Dataset entries
□ □ □
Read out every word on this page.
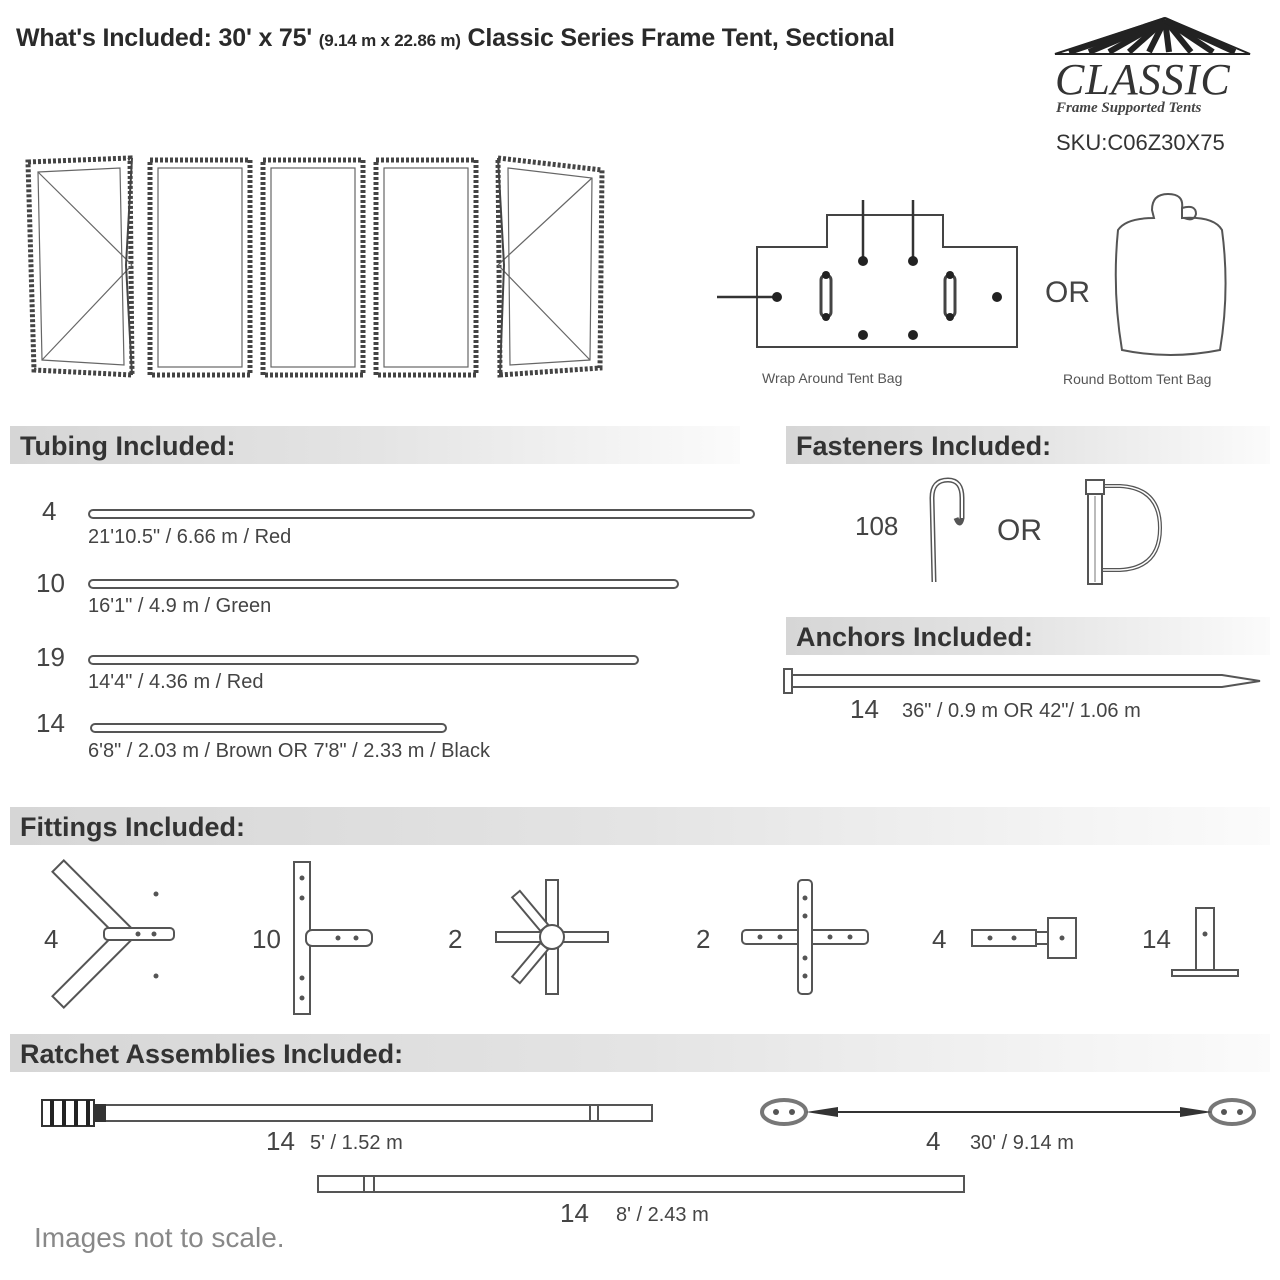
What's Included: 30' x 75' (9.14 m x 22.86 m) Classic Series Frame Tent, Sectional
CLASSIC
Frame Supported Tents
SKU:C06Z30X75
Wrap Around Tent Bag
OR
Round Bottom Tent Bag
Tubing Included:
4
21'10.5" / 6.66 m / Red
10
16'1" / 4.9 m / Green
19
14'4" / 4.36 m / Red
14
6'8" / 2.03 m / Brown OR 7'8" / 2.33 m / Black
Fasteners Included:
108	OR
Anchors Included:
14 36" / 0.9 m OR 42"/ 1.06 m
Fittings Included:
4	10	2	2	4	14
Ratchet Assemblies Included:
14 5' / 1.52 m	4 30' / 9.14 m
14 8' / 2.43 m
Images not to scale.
□ □ □
_Given exercise_:
Return the listing above word for word, with the pictures removed.

_Solved exercise_:
Read out every word on this page.
What's Included: 30' x 75' (9.14 m x 22.86 m) Classic Series Frame Tent, Sectional
CLASSIC
Frame Supported Tents
SKU:C06Z30X75
Wrap Around Tent Bag
OR
Round Bottom Tent Bag
Tubing Included:
4
21'10.5" / 6.66 m / Red
10
16'1" / 4.9 m / Green
19
14'4" / 4.36 m / Red
14
6'8" / 2.03 m / Brown OR 7'8" / 2.33 m / Black
Fasteners Included:
108	OR
Anchors Included:
14 36" / 0.9 m OR 42"/ 1.06 m
Fittings Included:
4	10	2	2	4	14
Ratchet Assemblies Included:
14 5' / 1.52 m	4 30' / 9.14 m
14 8' / 2.43 m
Images not to scale.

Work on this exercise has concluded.